● EXTRACTED MATERIAL:
^^^^^^^^
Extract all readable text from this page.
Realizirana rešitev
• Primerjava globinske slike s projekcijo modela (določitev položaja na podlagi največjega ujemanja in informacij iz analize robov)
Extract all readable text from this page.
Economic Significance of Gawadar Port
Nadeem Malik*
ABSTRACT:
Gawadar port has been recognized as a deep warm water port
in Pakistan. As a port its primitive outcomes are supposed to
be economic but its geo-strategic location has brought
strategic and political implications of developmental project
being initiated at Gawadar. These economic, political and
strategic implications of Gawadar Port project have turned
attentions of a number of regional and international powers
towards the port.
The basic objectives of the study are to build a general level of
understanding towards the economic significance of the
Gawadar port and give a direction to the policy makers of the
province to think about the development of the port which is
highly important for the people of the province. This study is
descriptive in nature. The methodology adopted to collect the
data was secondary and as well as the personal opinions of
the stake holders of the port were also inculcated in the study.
^^^^^^^^
● WORK INSTRUCTIONS: Keep only those lines of the records that hold "Gawadar", and return them.

● WRITTEN ANSWER:
Economic Significance of Gawadar Port
Gawadar port has been recognized as a deep warm water port
being initiated at Gawadar. These economic, political and
strategic implications of Gawadar Port project have turned
Gawadar port and give a direction to the policy makers of the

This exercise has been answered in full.